* [Job]
Copy every line from the records below that holds the word "value".

* [Material for this task]
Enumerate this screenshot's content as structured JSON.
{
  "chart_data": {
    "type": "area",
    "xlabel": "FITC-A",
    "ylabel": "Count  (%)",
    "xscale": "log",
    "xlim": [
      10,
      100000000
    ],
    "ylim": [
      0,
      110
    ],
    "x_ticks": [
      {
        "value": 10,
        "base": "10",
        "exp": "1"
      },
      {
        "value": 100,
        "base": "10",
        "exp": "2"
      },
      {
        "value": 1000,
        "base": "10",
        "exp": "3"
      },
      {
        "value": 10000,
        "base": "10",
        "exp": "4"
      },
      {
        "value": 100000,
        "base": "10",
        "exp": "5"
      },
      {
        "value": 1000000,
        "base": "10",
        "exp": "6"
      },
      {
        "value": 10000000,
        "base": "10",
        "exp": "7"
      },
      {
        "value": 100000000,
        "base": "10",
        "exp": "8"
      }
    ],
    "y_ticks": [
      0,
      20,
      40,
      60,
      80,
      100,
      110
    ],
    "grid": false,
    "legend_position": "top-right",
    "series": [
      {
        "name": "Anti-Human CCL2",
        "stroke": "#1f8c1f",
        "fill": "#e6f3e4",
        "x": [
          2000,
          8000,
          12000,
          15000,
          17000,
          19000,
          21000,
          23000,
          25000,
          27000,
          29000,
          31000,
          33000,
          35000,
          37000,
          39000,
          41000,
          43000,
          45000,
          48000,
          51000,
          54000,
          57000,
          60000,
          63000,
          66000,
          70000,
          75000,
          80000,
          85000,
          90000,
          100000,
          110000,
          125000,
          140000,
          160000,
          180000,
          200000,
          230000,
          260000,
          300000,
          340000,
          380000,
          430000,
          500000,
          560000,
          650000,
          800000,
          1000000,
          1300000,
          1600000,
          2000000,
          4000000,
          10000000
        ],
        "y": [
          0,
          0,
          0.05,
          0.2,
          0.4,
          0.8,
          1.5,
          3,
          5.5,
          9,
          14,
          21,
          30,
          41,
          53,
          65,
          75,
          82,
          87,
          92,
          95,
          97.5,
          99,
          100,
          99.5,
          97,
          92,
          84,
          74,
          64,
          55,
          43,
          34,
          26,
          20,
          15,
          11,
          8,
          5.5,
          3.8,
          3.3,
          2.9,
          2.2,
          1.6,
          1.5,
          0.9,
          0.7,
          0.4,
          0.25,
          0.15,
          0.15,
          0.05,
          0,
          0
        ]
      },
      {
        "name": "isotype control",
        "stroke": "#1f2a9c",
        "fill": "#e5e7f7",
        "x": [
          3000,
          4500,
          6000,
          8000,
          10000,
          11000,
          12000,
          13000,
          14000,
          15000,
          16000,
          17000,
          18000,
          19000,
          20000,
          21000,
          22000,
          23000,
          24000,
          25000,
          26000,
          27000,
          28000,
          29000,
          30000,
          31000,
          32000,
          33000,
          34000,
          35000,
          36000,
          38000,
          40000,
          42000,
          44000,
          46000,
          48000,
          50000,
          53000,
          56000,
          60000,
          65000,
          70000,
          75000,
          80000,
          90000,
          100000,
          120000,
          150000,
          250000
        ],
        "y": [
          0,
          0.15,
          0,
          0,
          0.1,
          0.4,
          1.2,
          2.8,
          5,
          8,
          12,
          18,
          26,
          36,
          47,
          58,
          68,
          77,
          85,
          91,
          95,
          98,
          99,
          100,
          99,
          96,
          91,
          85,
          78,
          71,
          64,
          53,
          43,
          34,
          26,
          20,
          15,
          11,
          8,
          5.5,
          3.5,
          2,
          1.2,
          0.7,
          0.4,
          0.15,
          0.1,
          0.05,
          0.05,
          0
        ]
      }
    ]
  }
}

* [Exercise output]
        "value": 10,
        "value": 100,
        "value": 1000,
        "value": 10000,
        "value": 100000,
        "value": 1000000,
        "value": 10000000,
        "value": 100000000,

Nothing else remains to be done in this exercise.